§ Exercise objective
Report the number of lines in these entries that contain "this". Write only the number.

::: Exercise materials

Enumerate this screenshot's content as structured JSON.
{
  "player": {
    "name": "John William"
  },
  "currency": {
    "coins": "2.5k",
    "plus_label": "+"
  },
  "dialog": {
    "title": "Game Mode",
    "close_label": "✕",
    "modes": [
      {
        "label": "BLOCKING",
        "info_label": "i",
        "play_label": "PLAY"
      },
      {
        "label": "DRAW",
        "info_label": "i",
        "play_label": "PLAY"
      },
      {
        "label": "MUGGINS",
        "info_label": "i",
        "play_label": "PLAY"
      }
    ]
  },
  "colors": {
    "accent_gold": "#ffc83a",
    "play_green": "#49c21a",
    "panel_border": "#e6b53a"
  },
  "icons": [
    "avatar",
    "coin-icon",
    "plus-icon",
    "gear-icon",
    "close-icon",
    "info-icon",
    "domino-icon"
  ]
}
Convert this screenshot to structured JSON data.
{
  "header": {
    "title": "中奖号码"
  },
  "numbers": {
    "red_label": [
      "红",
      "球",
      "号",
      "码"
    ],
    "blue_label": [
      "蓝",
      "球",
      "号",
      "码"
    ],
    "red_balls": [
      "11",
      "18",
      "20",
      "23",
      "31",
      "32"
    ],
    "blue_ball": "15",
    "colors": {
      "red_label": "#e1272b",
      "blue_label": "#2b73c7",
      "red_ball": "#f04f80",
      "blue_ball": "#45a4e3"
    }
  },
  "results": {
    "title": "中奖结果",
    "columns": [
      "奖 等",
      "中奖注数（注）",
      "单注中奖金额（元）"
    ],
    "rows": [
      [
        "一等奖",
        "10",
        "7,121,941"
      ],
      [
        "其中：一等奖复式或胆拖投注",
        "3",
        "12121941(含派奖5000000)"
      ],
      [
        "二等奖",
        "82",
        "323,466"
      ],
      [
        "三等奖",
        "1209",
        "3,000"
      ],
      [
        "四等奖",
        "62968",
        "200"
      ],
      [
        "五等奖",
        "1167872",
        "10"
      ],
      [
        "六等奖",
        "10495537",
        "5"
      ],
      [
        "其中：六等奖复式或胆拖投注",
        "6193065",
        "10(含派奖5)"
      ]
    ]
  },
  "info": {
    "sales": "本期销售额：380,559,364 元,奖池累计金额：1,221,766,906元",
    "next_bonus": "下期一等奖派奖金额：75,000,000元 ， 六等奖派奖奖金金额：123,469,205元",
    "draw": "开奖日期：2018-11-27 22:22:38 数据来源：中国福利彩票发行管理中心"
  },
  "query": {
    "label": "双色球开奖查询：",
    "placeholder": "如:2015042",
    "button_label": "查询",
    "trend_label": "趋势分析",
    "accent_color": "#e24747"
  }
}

::::::

§ Solution
2